#### WORK TO COMPLETE
Output a single figure: the number of lines in which the word "title" appears.

------ PROVIDED DATA

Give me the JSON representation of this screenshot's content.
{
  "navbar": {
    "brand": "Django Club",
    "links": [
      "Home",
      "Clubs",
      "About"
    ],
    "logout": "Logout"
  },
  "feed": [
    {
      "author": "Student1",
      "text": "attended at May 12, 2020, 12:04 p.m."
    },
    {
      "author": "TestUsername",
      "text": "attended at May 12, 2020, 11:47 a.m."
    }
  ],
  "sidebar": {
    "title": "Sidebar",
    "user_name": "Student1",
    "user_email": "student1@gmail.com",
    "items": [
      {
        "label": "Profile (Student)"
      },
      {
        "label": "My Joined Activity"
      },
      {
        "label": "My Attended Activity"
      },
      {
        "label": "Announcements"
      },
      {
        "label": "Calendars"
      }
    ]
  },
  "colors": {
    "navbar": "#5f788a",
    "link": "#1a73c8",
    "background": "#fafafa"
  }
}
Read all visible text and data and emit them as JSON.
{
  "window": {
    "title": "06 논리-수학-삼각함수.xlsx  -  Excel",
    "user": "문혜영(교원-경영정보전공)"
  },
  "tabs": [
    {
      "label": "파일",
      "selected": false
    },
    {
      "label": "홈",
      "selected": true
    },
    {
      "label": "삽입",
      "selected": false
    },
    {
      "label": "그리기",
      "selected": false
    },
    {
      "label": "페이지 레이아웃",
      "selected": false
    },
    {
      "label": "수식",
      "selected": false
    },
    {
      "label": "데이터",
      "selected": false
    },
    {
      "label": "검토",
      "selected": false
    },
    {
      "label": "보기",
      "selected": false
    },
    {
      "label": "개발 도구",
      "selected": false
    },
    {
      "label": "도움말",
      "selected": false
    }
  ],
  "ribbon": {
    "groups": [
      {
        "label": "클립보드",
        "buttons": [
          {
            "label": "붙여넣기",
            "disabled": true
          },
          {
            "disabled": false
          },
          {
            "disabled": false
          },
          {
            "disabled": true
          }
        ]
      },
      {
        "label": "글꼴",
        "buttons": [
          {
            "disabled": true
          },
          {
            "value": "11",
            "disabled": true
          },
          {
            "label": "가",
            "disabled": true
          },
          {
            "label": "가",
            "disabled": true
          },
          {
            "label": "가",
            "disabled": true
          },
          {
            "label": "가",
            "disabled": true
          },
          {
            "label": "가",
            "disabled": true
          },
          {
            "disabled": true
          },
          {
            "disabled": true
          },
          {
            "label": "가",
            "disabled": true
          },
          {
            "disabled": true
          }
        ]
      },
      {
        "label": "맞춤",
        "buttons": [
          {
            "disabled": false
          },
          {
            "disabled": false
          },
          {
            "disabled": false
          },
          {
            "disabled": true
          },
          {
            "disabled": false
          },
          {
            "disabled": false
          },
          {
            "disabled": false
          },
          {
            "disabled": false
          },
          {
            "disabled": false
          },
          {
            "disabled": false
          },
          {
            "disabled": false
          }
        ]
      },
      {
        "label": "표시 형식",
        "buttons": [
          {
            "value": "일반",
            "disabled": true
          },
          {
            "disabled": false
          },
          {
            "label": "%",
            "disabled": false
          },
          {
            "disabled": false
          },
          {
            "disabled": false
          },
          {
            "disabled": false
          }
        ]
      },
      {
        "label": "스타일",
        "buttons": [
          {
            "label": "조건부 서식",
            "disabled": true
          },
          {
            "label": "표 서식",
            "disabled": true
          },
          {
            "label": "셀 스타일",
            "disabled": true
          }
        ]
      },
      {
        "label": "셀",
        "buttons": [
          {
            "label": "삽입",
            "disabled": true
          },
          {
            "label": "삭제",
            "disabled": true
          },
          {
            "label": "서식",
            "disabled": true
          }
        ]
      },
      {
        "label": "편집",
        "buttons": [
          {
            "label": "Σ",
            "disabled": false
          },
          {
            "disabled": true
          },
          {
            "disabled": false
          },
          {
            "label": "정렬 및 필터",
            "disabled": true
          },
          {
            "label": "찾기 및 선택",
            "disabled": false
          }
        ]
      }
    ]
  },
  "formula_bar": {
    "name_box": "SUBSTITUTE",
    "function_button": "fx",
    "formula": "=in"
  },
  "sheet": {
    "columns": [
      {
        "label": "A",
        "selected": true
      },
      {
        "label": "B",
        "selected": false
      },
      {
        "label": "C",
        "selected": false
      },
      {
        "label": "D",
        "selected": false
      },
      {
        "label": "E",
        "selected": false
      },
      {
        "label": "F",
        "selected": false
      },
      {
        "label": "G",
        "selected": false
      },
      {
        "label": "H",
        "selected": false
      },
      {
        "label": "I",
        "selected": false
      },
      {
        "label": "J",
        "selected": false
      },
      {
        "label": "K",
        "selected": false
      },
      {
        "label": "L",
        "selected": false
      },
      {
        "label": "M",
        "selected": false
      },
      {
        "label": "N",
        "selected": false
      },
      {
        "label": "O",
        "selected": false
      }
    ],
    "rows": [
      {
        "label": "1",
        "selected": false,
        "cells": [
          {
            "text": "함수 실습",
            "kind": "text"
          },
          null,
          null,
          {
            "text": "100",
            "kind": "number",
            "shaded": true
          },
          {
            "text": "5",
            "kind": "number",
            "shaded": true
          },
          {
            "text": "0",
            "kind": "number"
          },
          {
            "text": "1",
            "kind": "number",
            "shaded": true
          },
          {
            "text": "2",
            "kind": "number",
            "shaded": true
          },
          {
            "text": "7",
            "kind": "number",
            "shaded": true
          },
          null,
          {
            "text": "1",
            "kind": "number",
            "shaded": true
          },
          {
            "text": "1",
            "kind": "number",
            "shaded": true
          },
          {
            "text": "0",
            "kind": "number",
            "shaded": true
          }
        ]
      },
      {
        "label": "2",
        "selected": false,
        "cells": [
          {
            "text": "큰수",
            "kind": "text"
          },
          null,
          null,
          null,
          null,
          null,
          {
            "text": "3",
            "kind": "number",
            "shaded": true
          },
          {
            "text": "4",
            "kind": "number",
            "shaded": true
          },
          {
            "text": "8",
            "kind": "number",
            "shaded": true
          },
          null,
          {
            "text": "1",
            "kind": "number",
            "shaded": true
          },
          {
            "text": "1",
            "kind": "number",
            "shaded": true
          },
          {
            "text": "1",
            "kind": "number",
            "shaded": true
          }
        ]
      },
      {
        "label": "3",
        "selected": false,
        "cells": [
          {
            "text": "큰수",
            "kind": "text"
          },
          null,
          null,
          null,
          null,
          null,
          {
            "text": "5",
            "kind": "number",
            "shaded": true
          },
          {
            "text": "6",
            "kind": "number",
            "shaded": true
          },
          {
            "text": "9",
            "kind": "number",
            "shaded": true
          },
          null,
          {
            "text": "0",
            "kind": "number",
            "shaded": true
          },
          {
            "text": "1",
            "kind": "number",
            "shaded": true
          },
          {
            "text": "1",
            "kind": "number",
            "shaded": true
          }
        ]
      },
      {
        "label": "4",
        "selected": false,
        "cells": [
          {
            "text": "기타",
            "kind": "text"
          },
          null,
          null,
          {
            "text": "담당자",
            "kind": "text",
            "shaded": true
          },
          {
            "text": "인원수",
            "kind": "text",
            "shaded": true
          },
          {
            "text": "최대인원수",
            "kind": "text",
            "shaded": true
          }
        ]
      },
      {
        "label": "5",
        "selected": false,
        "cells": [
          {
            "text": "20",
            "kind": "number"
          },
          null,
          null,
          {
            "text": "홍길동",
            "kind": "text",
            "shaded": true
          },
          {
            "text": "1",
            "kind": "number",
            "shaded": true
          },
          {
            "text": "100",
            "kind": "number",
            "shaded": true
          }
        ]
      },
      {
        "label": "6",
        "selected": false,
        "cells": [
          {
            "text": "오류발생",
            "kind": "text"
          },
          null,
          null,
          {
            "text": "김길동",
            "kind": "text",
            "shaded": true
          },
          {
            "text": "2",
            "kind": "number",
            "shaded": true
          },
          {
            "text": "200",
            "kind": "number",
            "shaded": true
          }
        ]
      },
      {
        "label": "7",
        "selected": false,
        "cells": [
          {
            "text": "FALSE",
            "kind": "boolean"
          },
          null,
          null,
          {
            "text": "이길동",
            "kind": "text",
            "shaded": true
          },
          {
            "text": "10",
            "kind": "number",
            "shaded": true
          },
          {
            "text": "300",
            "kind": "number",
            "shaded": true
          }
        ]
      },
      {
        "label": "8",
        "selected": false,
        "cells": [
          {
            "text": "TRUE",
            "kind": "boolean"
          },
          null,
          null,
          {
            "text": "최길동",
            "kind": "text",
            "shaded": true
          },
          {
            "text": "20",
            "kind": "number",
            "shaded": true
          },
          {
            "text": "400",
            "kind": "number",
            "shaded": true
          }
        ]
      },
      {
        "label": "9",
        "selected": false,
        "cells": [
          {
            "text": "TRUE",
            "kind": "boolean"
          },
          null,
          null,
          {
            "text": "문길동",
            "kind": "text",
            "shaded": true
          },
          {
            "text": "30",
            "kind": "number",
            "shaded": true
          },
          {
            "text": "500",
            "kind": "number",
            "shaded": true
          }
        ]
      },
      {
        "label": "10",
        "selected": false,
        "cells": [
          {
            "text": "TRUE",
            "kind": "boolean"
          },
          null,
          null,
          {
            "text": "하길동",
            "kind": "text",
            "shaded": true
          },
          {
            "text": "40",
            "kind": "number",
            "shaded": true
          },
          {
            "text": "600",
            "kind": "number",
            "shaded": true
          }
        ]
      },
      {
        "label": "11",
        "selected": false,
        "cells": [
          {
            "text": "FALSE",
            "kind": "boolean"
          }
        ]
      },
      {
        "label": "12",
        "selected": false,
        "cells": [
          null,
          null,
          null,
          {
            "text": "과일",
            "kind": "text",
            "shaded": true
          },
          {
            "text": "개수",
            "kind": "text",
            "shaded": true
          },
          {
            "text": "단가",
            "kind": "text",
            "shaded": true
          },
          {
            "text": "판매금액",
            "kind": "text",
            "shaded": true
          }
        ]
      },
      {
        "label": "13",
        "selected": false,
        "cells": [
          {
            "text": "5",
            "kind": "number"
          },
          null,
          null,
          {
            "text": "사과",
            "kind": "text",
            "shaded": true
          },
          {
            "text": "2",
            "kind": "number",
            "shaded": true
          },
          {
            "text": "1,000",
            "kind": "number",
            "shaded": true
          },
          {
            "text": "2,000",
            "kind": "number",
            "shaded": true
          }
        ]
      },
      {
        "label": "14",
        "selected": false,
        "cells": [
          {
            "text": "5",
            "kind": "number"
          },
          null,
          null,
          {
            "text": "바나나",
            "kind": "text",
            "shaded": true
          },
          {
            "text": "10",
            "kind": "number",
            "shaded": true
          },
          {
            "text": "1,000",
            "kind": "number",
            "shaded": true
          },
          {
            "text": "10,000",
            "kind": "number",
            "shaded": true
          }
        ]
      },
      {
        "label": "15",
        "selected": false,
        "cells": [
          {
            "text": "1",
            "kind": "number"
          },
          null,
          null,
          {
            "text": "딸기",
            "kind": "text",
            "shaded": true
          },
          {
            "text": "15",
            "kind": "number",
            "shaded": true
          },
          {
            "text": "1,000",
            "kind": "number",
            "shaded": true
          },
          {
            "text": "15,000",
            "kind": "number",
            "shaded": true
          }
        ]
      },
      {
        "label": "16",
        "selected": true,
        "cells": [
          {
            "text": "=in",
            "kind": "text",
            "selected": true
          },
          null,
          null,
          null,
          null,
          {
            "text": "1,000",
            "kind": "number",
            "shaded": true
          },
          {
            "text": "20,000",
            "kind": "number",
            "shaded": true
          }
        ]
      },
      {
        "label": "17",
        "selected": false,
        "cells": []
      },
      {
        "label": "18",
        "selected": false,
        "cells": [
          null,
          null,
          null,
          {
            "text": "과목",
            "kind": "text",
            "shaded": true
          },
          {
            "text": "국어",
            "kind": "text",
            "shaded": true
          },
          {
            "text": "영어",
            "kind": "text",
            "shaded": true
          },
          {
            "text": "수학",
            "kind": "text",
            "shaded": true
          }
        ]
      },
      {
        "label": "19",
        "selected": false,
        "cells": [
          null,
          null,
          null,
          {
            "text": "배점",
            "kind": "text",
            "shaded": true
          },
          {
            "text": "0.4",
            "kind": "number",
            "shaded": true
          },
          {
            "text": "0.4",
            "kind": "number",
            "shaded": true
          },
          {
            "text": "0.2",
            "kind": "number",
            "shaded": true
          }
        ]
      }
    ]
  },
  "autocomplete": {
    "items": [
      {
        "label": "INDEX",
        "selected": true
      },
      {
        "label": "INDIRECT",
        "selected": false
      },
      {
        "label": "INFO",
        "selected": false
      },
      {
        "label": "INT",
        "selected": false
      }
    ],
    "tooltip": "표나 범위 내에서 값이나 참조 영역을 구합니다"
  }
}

------------

#### RESPONSE TO THE TASK
2